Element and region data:
--------------------

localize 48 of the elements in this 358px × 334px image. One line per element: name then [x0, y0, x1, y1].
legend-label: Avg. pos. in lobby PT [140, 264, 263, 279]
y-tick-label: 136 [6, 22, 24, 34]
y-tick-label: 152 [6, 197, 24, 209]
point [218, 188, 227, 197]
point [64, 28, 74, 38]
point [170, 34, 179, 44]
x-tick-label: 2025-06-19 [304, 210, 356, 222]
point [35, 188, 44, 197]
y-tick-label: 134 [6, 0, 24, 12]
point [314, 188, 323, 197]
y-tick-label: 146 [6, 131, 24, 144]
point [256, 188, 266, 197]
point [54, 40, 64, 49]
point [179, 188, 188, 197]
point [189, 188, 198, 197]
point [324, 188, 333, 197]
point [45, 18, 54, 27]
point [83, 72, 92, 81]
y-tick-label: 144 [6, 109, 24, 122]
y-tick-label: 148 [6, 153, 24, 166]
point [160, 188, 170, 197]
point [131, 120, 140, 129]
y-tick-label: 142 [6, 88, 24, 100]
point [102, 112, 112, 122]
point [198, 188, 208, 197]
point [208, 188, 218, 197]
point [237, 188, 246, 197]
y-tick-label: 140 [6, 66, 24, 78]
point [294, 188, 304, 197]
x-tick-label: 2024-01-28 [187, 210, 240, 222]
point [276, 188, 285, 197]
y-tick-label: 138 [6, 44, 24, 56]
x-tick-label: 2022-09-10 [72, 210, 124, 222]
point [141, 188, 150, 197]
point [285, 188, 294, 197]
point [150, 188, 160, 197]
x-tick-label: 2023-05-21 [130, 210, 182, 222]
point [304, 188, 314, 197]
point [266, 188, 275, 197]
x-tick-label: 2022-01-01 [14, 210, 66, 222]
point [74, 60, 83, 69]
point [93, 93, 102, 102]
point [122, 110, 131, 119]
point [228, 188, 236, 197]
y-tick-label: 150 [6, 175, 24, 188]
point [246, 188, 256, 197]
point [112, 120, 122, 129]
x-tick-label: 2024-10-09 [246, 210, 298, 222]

--------------------

WHAT YOU ARE ASKED TO DO: Write out the items above line for line, keeping every character unchanged.

THE ANSWER:
localize 48 of the elements in this 358px × 334px image. One line per element: name then [x0, y0, x1, y1].
legend-label: Avg. pos. in lobby PT [140, 264, 263, 279]
y-tick-label: 136 [6, 22, 24, 34]
y-tick-label: 152 [6, 197, 24, 209]
point [218, 188, 227, 197]
point [64, 28, 74, 38]
point [170, 34, 179, 44]
x-tick-label: 2025-06-19 [304, 210, 356, 222]
point [35, 188, 44, 197]
y-tick-label: 134 [6, 0, 24, 12]
point [314, 188, 323, 197]
y-tick-label: 146 [6, 131, 24, 144]
point [256, 188, 266, 197]
point [54, 40, 64, 49]
point [179, 188, 188, 197]
point [189, 188, 198, 197]
point [324, 188, 333, 197]
point [45, 18, 54, 27]
point [83, 72, 92, 81]
y-tick-label: 144 [6, 109, 24, 122]
y-tick-label: 148 [6, 153, 24, 166]
point [160, 188, 170, 197]
point [131, 120, 140, 129]
y-tick-label: 142 [6, 88, 24, 100]
point [102, 112, 112, 122]
point [198, 188, 208, 197]
point [208, 188, 218, 197]
point [237, 188, 246, 197]
y-tick-label: 140 [6, 66, 24, 78]
point [294, 188, 304, 197]
x-tick-label: 2024-01-28 [187, 210, 240, 222]
point [276, 188, 285, 197]
y-tick-label: 138 [6, 44, 24, 56]
x-tick-label: 2022-09-10 [72, 210, 124, 222]
point [141, 188, 150, 197]
point [285, 188, 294, 197]
point [150, 188, 160, 197]
x-tick-label: 2023-05-21 [130, 210, 182, 222]
point [304, 188, 314, 197]
point [266, 188, 275, 197]
x-tick-label: 2022-01-01 [14, 210, 66, 222]
point [74, 60, 83, 69]
point [93, 93, 102, 102]
point [122, 110, 131, 119]
point [228, 188, 236, 197]
y-tick-label: 150 [6, 175, 24, 188]
point [246, 188, 256, 197]
point [112, 120, 122, 129]
x-tick-label: 2024-10-09 [246, 210, 298, 222]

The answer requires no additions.